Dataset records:
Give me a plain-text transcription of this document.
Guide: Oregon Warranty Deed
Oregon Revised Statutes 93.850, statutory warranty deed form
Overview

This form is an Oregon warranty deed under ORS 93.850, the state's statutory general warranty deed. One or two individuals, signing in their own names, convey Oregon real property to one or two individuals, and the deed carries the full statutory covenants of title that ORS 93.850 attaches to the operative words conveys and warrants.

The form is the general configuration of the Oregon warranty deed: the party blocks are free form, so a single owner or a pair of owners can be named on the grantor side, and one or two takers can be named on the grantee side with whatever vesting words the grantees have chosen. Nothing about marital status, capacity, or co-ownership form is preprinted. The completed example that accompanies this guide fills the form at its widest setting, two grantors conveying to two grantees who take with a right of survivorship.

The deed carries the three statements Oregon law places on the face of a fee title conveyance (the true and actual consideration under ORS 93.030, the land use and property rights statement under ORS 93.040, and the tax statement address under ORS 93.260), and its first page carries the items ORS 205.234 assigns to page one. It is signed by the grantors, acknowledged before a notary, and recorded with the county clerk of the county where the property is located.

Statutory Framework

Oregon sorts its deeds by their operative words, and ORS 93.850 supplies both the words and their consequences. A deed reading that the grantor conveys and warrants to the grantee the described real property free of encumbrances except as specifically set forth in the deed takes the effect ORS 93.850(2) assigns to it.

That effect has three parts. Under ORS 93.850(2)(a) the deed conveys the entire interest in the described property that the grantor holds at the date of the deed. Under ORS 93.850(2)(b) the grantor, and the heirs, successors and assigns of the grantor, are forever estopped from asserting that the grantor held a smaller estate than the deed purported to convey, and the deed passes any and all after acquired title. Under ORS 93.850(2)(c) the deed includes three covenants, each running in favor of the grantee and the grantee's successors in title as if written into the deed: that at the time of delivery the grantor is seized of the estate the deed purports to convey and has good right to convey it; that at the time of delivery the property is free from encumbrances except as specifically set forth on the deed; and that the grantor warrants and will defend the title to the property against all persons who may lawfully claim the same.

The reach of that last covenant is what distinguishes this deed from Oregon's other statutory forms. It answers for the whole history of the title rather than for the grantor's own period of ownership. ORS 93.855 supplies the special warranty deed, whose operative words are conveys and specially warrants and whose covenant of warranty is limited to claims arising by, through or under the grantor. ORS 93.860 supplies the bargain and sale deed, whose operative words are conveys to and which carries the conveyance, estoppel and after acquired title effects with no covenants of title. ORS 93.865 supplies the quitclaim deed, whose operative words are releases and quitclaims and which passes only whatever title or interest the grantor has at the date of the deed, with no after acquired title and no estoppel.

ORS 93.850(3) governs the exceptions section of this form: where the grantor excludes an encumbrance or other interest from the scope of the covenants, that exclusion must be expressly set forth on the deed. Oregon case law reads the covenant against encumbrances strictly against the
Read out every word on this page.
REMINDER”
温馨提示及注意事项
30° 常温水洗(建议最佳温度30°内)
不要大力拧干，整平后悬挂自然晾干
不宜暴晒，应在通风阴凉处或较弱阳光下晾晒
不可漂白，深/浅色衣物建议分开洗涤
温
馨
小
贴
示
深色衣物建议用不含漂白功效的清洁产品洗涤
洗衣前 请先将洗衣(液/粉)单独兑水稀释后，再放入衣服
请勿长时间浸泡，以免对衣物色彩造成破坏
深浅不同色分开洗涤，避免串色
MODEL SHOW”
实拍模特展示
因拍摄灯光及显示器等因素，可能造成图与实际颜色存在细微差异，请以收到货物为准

**Do this**
How many lines of these entries contain "supplies"? Answer with the number and nothing else.

**Answer to this problem**
2